[Items from a figure collection]
============================================================

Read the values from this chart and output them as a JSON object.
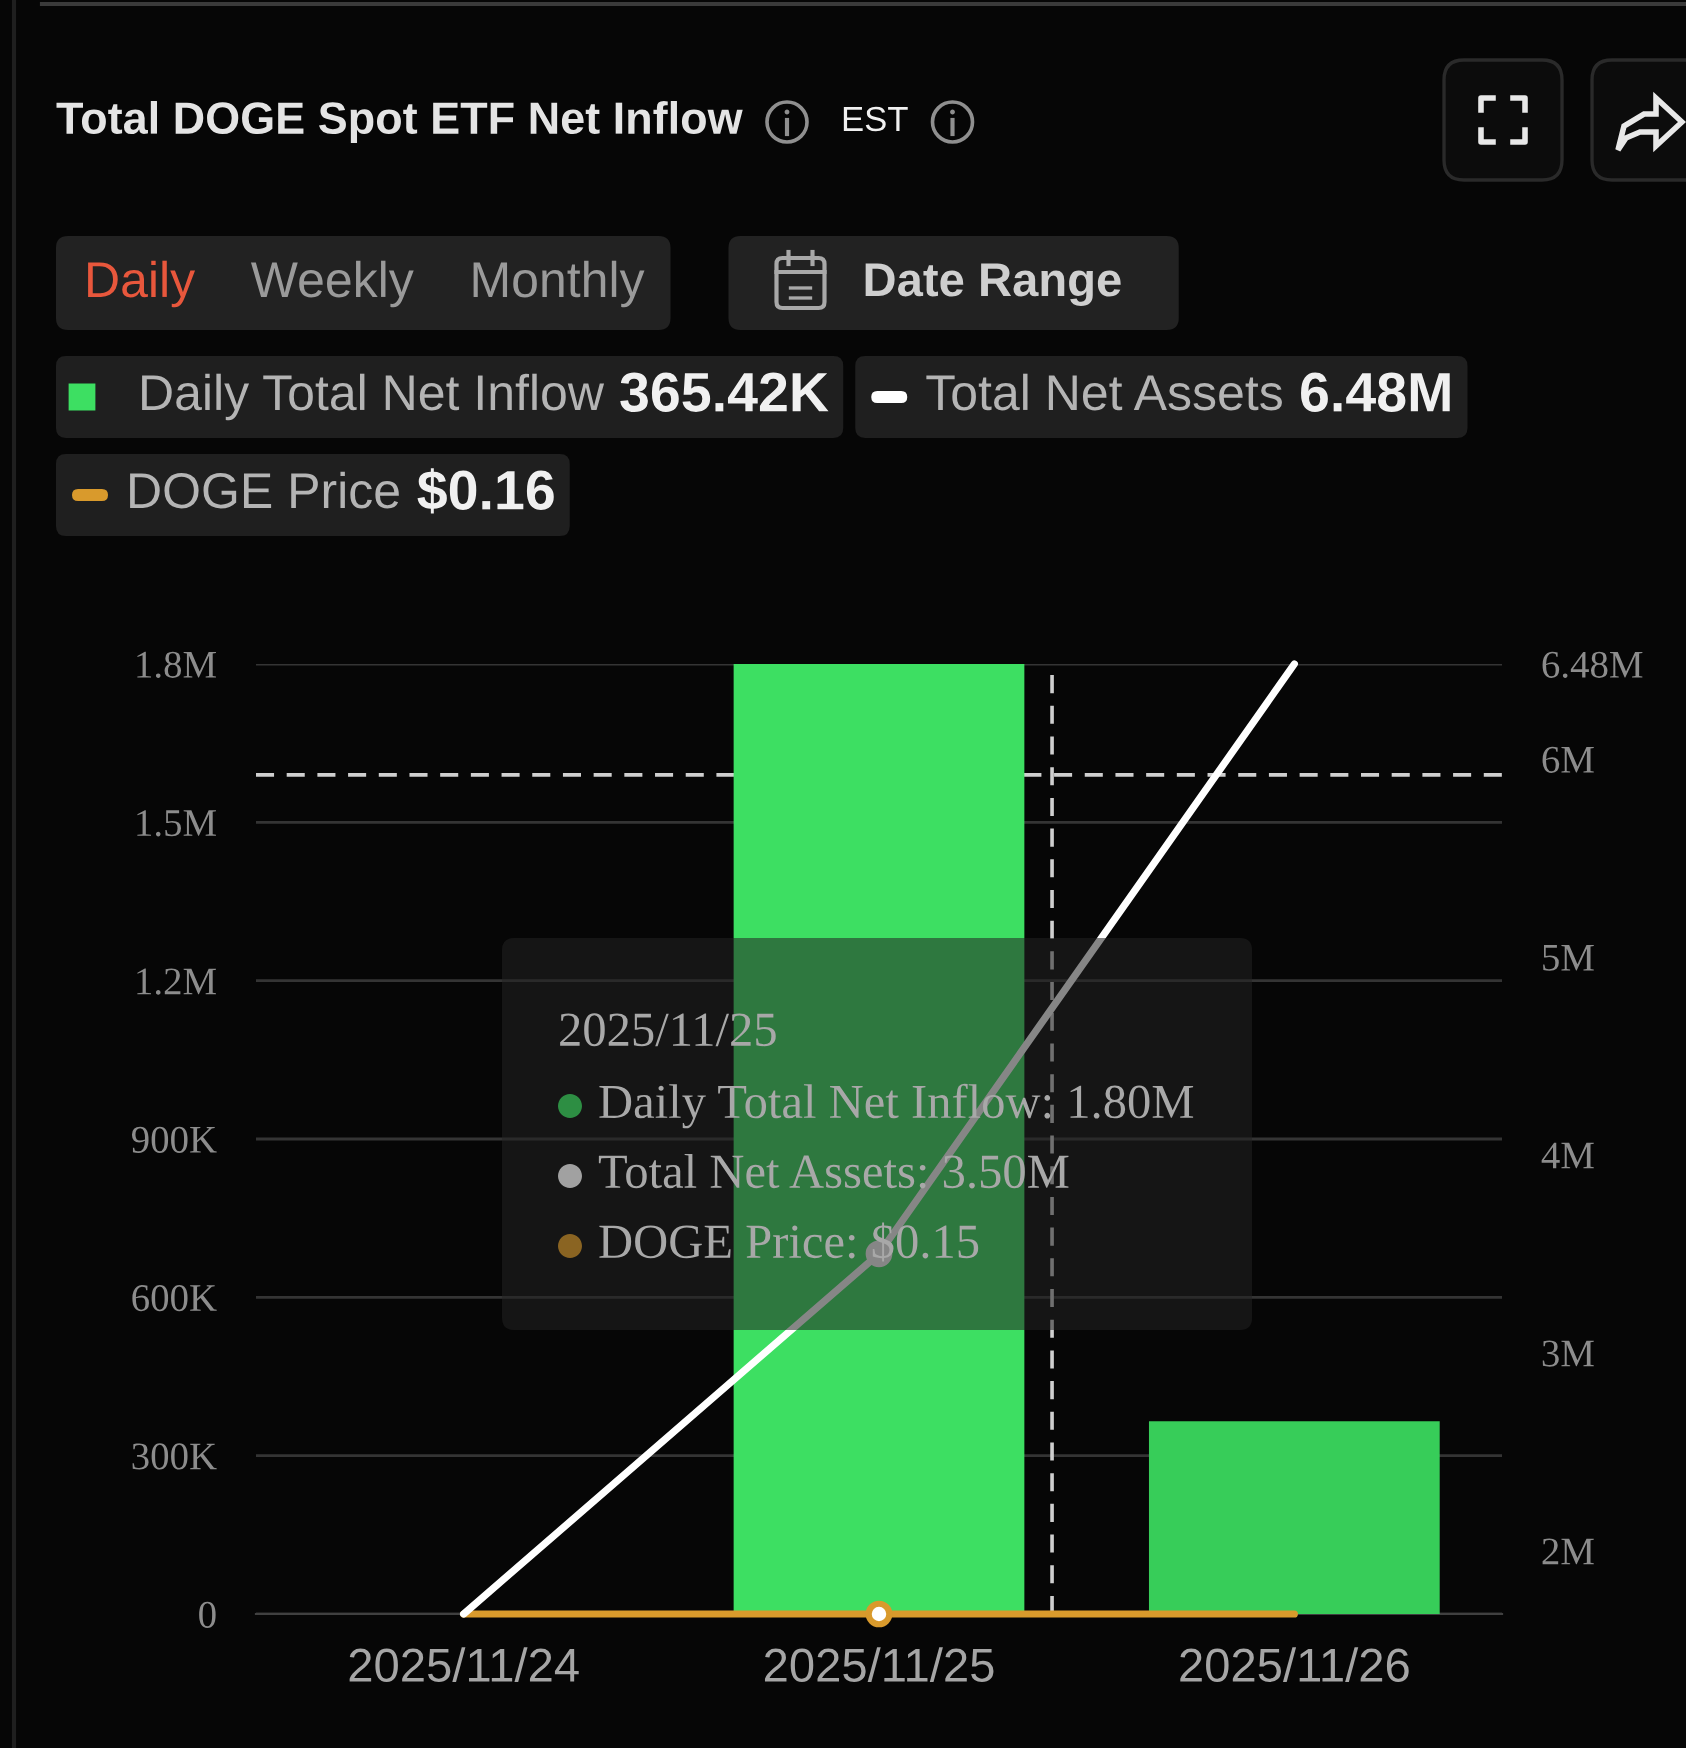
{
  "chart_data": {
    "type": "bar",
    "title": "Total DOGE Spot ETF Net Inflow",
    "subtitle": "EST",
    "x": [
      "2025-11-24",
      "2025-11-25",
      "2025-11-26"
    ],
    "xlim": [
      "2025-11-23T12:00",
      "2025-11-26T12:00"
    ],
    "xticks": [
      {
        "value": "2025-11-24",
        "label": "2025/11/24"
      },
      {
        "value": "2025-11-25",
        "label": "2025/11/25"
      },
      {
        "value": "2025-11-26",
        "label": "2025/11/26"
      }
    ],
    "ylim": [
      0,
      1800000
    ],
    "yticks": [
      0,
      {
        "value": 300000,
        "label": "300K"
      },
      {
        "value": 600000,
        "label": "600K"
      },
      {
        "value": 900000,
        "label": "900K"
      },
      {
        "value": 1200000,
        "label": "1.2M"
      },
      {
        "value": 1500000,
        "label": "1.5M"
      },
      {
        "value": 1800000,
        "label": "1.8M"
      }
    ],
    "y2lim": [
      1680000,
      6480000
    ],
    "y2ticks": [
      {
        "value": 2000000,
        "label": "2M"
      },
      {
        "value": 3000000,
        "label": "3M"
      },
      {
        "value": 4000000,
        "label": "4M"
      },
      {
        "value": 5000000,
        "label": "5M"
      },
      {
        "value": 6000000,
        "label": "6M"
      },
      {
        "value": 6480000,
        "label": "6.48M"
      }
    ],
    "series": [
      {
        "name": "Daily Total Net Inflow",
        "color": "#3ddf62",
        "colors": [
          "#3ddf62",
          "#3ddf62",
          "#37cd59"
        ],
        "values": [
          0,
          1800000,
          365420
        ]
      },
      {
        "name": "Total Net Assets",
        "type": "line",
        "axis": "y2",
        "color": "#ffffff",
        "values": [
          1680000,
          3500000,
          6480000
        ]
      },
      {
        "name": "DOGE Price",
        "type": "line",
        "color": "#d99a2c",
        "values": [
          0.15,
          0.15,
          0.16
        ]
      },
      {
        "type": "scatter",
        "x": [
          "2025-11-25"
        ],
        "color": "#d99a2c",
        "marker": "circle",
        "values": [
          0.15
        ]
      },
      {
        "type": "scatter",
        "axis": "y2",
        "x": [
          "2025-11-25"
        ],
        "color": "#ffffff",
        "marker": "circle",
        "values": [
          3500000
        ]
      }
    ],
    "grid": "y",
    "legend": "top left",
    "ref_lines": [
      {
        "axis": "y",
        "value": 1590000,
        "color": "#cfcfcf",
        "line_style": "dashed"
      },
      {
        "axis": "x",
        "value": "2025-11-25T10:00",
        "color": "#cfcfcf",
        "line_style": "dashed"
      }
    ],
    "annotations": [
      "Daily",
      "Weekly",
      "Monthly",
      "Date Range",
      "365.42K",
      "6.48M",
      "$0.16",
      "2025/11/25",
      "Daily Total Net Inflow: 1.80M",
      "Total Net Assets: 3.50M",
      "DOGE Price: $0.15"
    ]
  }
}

============================================================

Copy out every line of the material above that mentions the word "Inflow".

    "title": "Total DOGE Spot ETF Net Inflow",
        "name": "Daily Total Net Inflow",
      "Daily Total Net Inflow: 1.80M",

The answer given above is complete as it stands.